• What you should do
Copy out each line of the data holding "pink".

(Dataset records)
_ _ _ _ _
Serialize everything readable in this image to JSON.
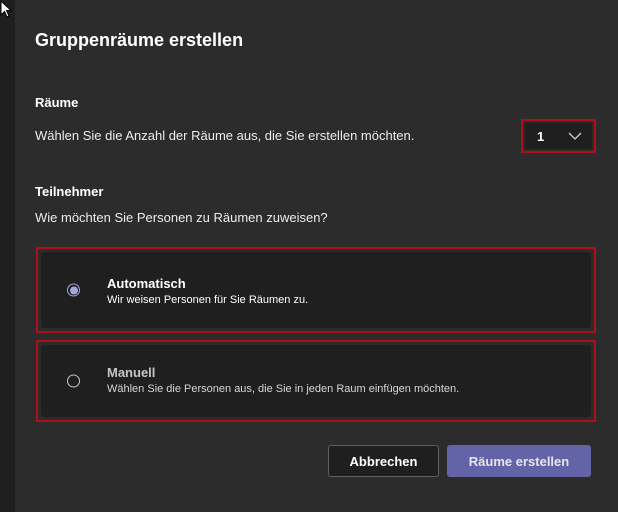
{
  "dialog": {
    "title": "Gruppenräume erstellen"
  },
  "rooms": {
    "label": "Räume",
    "description": "Wählen Sie die Anzahl der Räume aus, die Sie erstellen möchten.",
    "selected_value": "1"
  },
  "participants": {
    "label": "Teilnehmer",
    "question": "Wie möchten Sie Personen zu Räumen zuweisen?",
    "options": [
      {
        "title": "Automatisch",
        "subtitle": "Wir weisen Personen für Sie Räumen zu.",
        "selected": true
      },
      {
        "title": "Manuell",
        "subtitle": "Wählen Sie die Personen aus, die Sie in jeden Raum einfügen möchten.",
        "selected": false
      }
    ]
  },
  "buttons": {
    "cancel": "Abbrechen",
    "create": "Räume erstellen"
  },
  "colors": {
    "dialog_bg": "#2d2c2c",
    "field_bg": "#201f1f",
    "accent": "#6264a7",
    "highlight_border": "#b00e1b",
    "radio_checked": "#a6a7dc"
  },
  "icons": {
    "rooms_select": "chevron-down-icon",
    "cursor": "mouse-pointer-icon"
  }
}
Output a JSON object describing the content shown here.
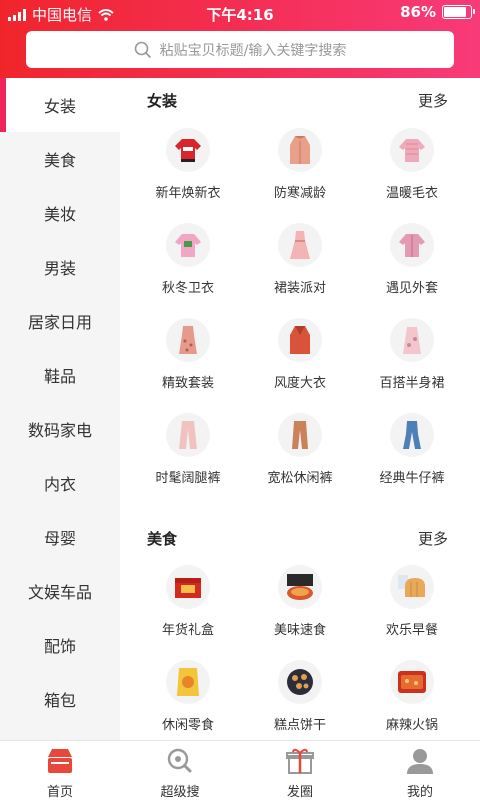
{
  "status_bar": {
    "carrier": "中国电信",
    "time": "下午4:16",
    "battery": "86%"
  },
  "search": {
    "placeholder": "粘贴宝贝标题/输入关键字搜索"
  },
  "sidebar": {
    "items": [
      {
        "label": "女装",
        "active": true
      },
      {
        "label": "美食"
      },
      {
        "label": "美妆"
      },
      {
        "label": "男装"
      },
      {
        "label": "居家日用"
      },
      {
        "label": "鞋品"
      },
      {
        "label": "数码家电"
      },
      {
        "label": "内衣"
      },
      {
        "label": "母婴"
      },
      {
        "label": "文娱车品"
      },
      {
        "label": "配饰"
      },
      {
        "label": "箱包"
      }
    ]
  },
  "sections": [
    {
      "title": "女装",
      "more": "更多",
      "items": [
        {
          "label": "新年焕新衣",
          "icon": "red-sweater-icon"
        },
        {
          "label": "防寒减龄",
          "icon": "pink-coat-icon"
        },
        {
          "label": "温暖毛衣",
          "icon": "pink-knit-sweater-icon"
        },
        {
          "label": "秋冬卫衣",
          "icon": "pink-sweatshirt-icon"
        },
        {
          "label": "裙装派对",
          "icon": "pink-dress-icon"
        },
        {
          "label": "遇见外套",
          "icon": "pink-jacket-icon"
        },
        {
          "label": "精致套装",
          "icon": "floral-dress-icon"
        },
        {
          "label": "风度大衣",
          "icon": "red-overcoat-icon"
        },
        {
          "label": "百搭半身裙",
          "icon": "pink-skirt-icon"
        },
        {
          "label": "时髦阔腿裤",
          "icon": "pink-wide-pants-icon"
        },
        {
          "label": "宽松休闲裤",
          "icon": "brown-pants-icon"
        },
        {
          "label": "经典牛仔裤",
          "icon": "jeans-icon"
        }
      ]
    },
    {
      "title": "美食",
      "more": "更多",
      "items": [
        {
          "label": "年货礼盒",
          "icon": "gift-box-icon"
        },
        {
          "label": "美味速食",
          "icon": "instant-food-icon"
        },
        {
          "label": "欢乐早餐",
          "icon": "bread-icon"
        },
        {
          "label": "休闲零食",
          "icon": "snack-bag-icon"
        },
        {
          "label": "糕点饼干",
          "icon": "cookies-icon"
        },
        {
          "label": "麻辣火锅",
          "icon": "hotpot-icon"
        }
      ]
    }
  ],
  "tabbar": {
    "items": [
      {
        "label": "首页",
        "icon": "home-store-icon",
        "color": "#e8473a"
      },
      {
        "label": "超级搜",
        "icon": "search-icon",
        "color": "#999999"
      },
      {
        "label": "发圈",
        "icon": "gift-icon",
        "color": "#999999"
      },
      {
        "label": "我的",
        "icon": "user-icon",
        "color": "#999999"
      }
    ]
  },
  "colors": {
    "accent": "#f0265a",
    "header_start": "#f0252c",
    "header_end": "#f83a7a"
  }
}
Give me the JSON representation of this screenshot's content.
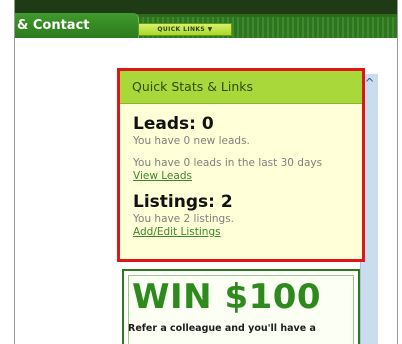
{
  "nav": {
    "tab_label": "& Contact",
    "quick_links_label": "QUICK LINKS ▼"
  },
  "stats": {
    "header": "Quick Stats & Links",
    "leads_title": "Leads: 0",
    "leads_new": "You have 0 new leads.",
    "leads_30days": "You have 0 leads in the last 30 days",
    "view_leads": "View Leads",
    "listings_title": "Listings: 2",
    "listings_count": "You have 2 listings.",
    "add_edit_listings": "Add/Edit Listings"
  },
  "promo": {
    "title": "WIN $100",
    "text": "Refer a colleague and you'll have a"
  },
  "scrollbar": {
    "up_arrow": "^"
  }
}
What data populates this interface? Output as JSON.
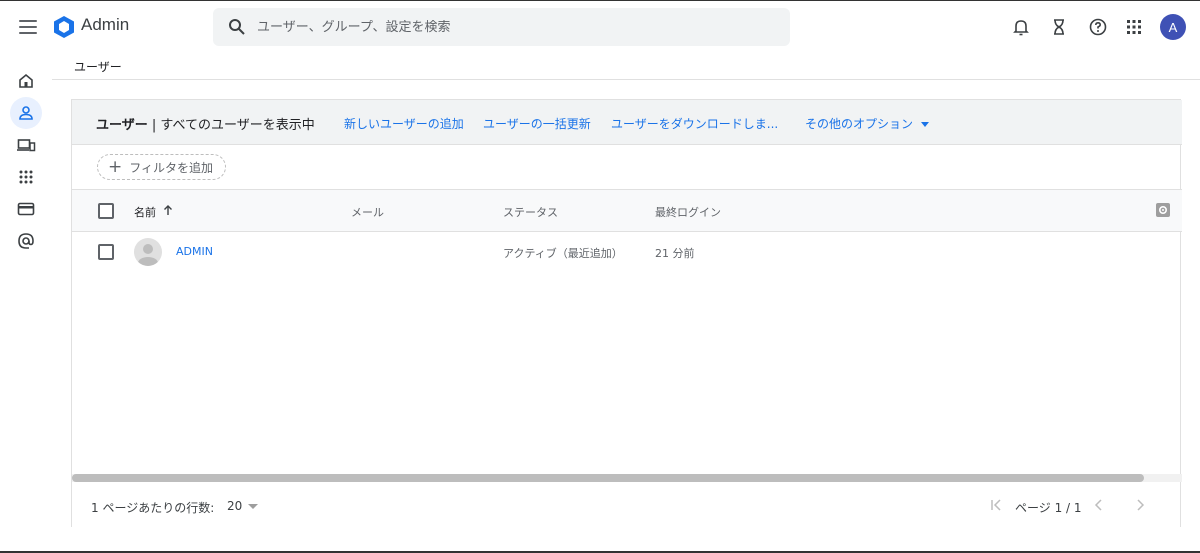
{
  "app": {
    "title": "Admin",
    "search_placeholder": "ユーザー、グループ、設定を検索",
    "avatar_initial": "A"
  },
  "topbar_icons": [
    "bell-icon",
    "hourglass-icon",
    "help-icon",
    "apps-grid-icon"
  ],
  "rail": {
    "items": [
      "home-icon",
      "user-icon",
      "devices-icon",
      "apps-icon",
      "billing-icon",
      "at-sign-icon"
    ],
    "active": "user-icon"
  },
  "breadcrumb": "ユーザー",
  "card": {
    "title_strong": "ユーザー",
    "title_rest": " | すべてのユーザーを表示中",
    "actions": {
      "add_user": "新しいユーザーの追加",
      "bulk_update": "ユーザーの一括更新",
      "download": "ユーザーをダウンロードしま...",
      "more_options": "その他のオプション"
    },
    "filter_label": "フィルタを追加"
  },
  "table": {
    "columns": {
      "name": "名前",
      "email": "メール",
      "status": "ステータス",
      "last_login": "最終ログイン"
    },
    "rows": [
      {
        "name": "ADMIN",
        "email": "",
        "status": "アクティブ（最近追加）",
        "last_login": "21 分前"
      }
    ]
  },
  "footer": {
    "rows_per_page_label": "1 ページあたりの行数:",
    "rows_per_page_value": "20",
    "page_label": "ページ 1 / 1"
  },
  "colors": {
    "accent": "#1a73e8",
    "avatar": "#3f51b5",
    "header_bg": "#f1f3f4"
  }
}
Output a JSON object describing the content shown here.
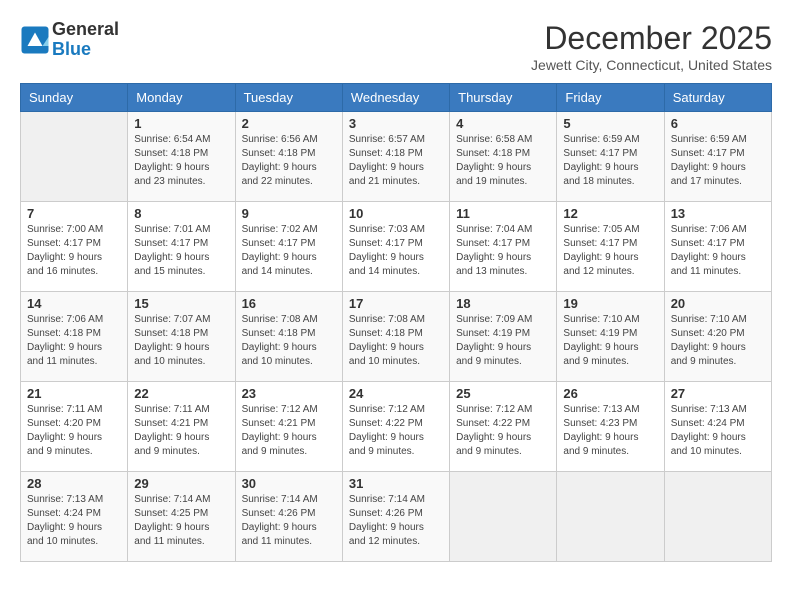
{
  "logo": {
    "general": "General",
    "blue": "Blue"
  },
  "title": "December 2025",
  "location": "Jewett City, Connecticut, United States",
  "headers": [
    "Sunday",
    "Monday",
    "Tuesday",
    "Wednesday",
    "Thursday",
    "Friday",
    "Saturday"
  ],
  "weeks": [
    [
      {
        "day": "",
        "sunrise": "",
        "sunset": "",
        "daylight": "",
        "empty": true
      },
      {
        "day": "1",
        "sunrise": "Sunrise: 6:54 AM",
        "sunset": "Sunset: 4:18 PM",
        "daylight": "Daylight: 9 hours and 23 minutes."
      },
      {
        "day": "2",
        "sunrise": "Sunrise: 6:56 AM",
        "sunset": "Sunset: 4:18 PM",
        "daylight": "Daylight: 9 hours and 22 minutes."
      },
      {
        "day": "3",
        "sunrise": "Sunrise: 6:57 AM",
        "sunset": "Sunset: 4:18 PM",
        "daylight": "Daylight: 9 hours and 21 minutes."
      },
      {
        "day": "4",
        "sunrise": "Sunrise: 6:58 AM",
        "sunset": "Sunset: 4:18 PM",
        "daylight": "Daylight: 9 hours and 19 minutes."
      },
      {
        "day": "5",
        "sunrise": "Sunrise: 6:59 AM",
        "sunset": "Sunset: 4:17 PM",
        "daylight": "Daylight: 9 hours and 18 minutes."
      },
      {
        "day": "6",
        "sunrise": "Sunrise: 6:59 AM",
        "sunset": "Sunset: 4:17 PM",
        "daylight": "Daylight: 9 hours and 17 minutes."
      }
    ],
    [
      {
        "day": "7",
        "sunrise": "Sunrise: 7:00 AM",
        "sunset": "Sunset: 4:17 PM",
        "daylight": "Daylight: 9 hours and 16 minutes."
      },
      {
        "day": "8",
        "sunrise": "Sunrise: 7:01 AM",
        "sunset": "Sunset: 4:17 PM",
        "daylight": "Daylight: 9 hours and 15 minutes."
      },
      {
        "day": "9",
        "sunrise": "Sunrise: 7:02 AM",
        "sunset": "Sunset: 4:17 PM",
        "daylight": "Daylight: 9 hours and 14 minutes."
      },
      {
        "day": "10",
        "sunrise": "Sunrise: 7:03 AM",
        "sunset": "Sunset: 4:17 PM",
        "daylight": "Daylight: 9 hours and 14 minutes."
      },
      {
        "day": "11",
        "sunrise": "Sunrise: 7:04 AM",
        "sunset": "Sunset: 4:17 PM",
        "daylight": "Daylight: 9 hours and 13 minutes."
      },
      {
        "day": "12",
        "sunrise": "Sunrise: 7:05 AM",
        "sunset": "Sunset: 4:17 PM",
        "daylight": "Daylight: 9 hours and 12 minutes."
      },
      {
        "day": "13",
        "sunrise": "Sunrise: 7:06 AM",
        "sunset": "Sunset: 4:17 PM",
        "daylight": "Daylight: 9 hours and 11 minutes."
      }
    ],
    [
      {
        "day": "14",
        "sunrise": "Sunrise: 7:06 AM",
        "sunset": "Sunset: 4:18 PM",
        "daylight": "Daylight: 9 hours and 11 minutes."
      },
      {
        "day": "15",
        "sunrise": "Sunrise: 7:07 AM",
        "sunset": "Sunset: 4:18 PM",
        "daylight": "Daylight: 9 hours and 10 minutes."
      },
      {
        "day": "16",
        "sunrise": "Sunrise: 7:08 AM",
        "sunset": "Sunset: 4:18 PM",
        "daylight": "Daylight: 9 hours and 10 minutes."
      },
      {
        "day": "17",
        "sunrise": "Sunrise: 7:08 AM",
        "sunset": "Sunset: 4:18 PM",
        "daylight": "Daylight: 9 hours and 10 minutes."
      },
      {
        "day": "18",
        "sunrise": "Sunrise: 7:09 AM",
        "sunset": "Sunset: 4:19 PM",
        "daylight": "Daylight: 9 hours and 9 minutes."
      },
      {
        "day": "19",
        "sunrise": "Sunrise: 7:10 AM",
        "sunset": "Sunset: 4:19 PM",
        "daylight": "Daylight: 9 hours and 9 minutes."
      },
      {
        "day": "20",
        "sunrise": "Sunrise: 7:10 AM",
        "sunset": "Sunset: 4:20 PM",
        "daylight": "Daylight: 9 hours and 9 minutes."
      }
    ],
    [
      {
        "day": "21",
        "sunrise": "Sunrise: 7:11 AM",
        "sunset": "Sunset: 4:20 PM",
        "daylight": "Daylight: 9 hours and 9 minutes."
      },
      {
        "day": "22",
        "sunrise": "Sunrise: 7:11 AM",
        "sunset": "Sunset: 4:21 PM",
        "daylight": "Daylight: 9 hours and 9 minutes."
      },
      {
        "day": "23",
        "sunrise": "Sunrise: 7:12 AM",
        "sunset": "Sunset: 4:21 PM",
        "daylight": "Daylight: 9 hours and 9 minutes."
      },
      {
        "day": "24",
        "sunrise": "Sunrise: 7:12 AM",
        "sunset": "Sunset: 4:22 PM",
        "daylight": "Daylight: 9 hours and 9 minutes."
      },
      {
        "day": "25",
        "sunrise": "Sunrise: 7:12 AM",
        "sunset": "Sunset: 4:22 PM",
        "daylight": "Daylight: 9 hours and 9 minutes."
      },
      {
        "day": "26",
        "sunrise": "Sunrise: 7:13 AM",
        "sunset": "Sunset: 4:23 PM",
        "daylight": "Daylight: 9 hours and 9 minutes."
      },
      {
        "day": "27",
        "sunrise": "Sunrise: 7:13 AM",
        "sunset": "Sunset: 4:24 PM",
        "daylight": "Daylight: 9 hours and 10 minutes."
      }
    ],
    [
      {
        "day": "28",
        "sunrise": "Sunrise: 7:13 AM",
        "sunset": "Sunset: 4:24 PM",
        "daylight": "Daylight: 9 hours and 10 minutes."
      },
      {
        "day": "29",
        "sunrise": "Sunrise: 7:14 AM",
        "sunset": "Sunset: 4:25 PM",
        "daylight": "Daylight: 9 hours and 11 minutes."
      },
      {
        "day": "30",
        "sunrise": "Sunrise: 7:14 AM",
        "sunset": "Sunset: 4:26 PM",
        "daylight": "Daylight: 9 hours and 11 minutes."
      },
      {
        "day": "31",
        "sunrise": "Sunrise: 7:14 AM",
        "sunset": "Sunset: 4:26 PM",
        "daylight": "Daylight: 9 hours and 12 minutes."
      },
      {
        "day": "",
        "sunrise": "",
        "sunset": "",
        "daylight": "",
        "empty": true
      },
      {
        "day": "",
        "sunrise": "",
        "sunset": "",
        "daylight": "",
        "empty": true
      },
      {
        "day": "",
        "sunrise": "",
        "sunset": "",
        "daylight": "",
        "empty": true
      }
    ]
  ]
}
_ _ _ _ _
• Answer in full
          "icon": "pink-coat-icon"
          "icon": "pink-knit-sweater-icon"
          "icon": "pink-sweatshirt-icon"
          "icon": "pink-dress-icon"
          "icon": "pink-jacket-icon"
          "icon": "pink-skirt-icon"
          "icon": "pink-wide-pants-icon"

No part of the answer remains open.